• [TASK]
Take each line containing "JSON" and report it exactly as written.
··· EXERCISE MATERIAL ···
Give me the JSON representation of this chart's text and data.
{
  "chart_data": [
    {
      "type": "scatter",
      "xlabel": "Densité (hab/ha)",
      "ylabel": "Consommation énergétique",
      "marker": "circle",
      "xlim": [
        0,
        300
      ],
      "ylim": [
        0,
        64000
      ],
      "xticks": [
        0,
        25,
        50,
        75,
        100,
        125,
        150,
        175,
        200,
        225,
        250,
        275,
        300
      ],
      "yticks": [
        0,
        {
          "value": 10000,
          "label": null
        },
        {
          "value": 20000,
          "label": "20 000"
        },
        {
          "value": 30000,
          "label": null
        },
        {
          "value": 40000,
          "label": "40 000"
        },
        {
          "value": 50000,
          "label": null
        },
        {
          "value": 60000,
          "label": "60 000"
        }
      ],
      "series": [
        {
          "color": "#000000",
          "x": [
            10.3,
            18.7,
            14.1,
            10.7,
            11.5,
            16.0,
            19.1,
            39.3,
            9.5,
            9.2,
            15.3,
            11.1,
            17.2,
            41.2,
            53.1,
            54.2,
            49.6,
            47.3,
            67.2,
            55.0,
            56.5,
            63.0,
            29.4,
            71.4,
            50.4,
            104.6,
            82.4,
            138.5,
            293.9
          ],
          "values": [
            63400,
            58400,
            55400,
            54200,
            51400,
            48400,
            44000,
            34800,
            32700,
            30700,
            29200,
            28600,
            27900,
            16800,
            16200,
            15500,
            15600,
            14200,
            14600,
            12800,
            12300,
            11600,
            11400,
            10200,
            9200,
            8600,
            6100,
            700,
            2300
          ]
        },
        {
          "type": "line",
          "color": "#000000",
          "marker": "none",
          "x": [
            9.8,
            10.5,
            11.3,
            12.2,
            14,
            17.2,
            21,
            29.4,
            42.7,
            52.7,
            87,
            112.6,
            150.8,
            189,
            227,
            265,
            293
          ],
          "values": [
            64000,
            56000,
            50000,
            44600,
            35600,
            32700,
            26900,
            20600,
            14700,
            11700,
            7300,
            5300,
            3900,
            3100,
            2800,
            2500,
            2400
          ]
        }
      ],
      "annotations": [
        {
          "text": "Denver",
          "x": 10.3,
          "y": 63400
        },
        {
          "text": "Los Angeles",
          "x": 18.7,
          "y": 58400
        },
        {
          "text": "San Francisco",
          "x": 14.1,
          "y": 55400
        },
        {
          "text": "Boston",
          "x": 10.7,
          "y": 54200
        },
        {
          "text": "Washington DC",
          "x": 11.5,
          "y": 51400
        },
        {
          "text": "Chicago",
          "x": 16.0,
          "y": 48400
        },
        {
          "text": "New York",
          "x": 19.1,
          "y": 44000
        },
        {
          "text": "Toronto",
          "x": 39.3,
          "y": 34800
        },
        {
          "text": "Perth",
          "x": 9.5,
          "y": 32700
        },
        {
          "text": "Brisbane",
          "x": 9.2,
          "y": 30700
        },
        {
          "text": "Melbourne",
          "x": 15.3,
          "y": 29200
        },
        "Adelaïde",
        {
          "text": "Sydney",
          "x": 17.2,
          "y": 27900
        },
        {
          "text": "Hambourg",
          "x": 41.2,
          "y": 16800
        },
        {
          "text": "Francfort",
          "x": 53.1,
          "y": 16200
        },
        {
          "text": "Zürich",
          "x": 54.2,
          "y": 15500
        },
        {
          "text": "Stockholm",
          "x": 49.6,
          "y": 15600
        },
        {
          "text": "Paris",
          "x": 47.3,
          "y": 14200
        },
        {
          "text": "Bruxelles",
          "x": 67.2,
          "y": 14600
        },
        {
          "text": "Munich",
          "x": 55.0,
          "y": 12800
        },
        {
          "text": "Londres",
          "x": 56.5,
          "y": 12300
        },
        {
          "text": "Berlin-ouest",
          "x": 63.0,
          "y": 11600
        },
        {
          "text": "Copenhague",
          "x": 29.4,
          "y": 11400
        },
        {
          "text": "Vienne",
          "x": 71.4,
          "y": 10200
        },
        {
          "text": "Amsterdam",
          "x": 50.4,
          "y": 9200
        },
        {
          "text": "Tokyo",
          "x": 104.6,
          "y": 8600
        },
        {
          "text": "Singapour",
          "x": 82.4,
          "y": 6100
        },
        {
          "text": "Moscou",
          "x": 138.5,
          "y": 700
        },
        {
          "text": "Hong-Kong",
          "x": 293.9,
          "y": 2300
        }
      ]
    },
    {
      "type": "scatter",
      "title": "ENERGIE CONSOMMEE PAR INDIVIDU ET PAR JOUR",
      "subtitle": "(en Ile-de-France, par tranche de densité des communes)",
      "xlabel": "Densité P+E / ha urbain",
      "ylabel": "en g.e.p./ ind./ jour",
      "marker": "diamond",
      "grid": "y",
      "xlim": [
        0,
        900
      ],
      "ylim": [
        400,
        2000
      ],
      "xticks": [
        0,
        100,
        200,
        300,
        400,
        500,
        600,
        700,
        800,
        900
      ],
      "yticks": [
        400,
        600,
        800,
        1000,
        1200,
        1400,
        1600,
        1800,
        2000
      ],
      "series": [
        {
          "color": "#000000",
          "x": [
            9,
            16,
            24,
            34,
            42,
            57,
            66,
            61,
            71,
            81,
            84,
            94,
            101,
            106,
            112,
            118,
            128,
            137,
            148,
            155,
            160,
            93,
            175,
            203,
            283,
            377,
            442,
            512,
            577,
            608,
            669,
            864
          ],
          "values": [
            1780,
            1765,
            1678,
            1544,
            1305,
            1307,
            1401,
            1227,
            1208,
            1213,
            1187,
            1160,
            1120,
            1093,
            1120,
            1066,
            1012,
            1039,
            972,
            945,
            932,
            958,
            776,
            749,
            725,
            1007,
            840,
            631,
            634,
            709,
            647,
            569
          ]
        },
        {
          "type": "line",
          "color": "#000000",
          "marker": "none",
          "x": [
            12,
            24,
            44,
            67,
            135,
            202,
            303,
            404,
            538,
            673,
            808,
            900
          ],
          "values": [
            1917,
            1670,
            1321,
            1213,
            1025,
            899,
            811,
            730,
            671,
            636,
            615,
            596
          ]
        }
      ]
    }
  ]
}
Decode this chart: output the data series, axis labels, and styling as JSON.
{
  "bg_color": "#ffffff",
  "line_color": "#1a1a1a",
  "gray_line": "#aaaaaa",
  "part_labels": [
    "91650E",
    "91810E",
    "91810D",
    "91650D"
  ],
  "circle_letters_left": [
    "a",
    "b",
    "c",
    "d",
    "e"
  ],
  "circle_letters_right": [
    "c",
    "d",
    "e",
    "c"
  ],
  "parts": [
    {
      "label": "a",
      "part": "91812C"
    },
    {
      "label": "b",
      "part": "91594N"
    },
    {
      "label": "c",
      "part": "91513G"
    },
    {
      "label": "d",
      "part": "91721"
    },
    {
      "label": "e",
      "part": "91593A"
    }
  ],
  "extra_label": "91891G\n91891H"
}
···
• [REPLY]
Give me the JSON representation of this chart's text and data.
Decode this chart: output the data series, axis labels, and styling as JSON.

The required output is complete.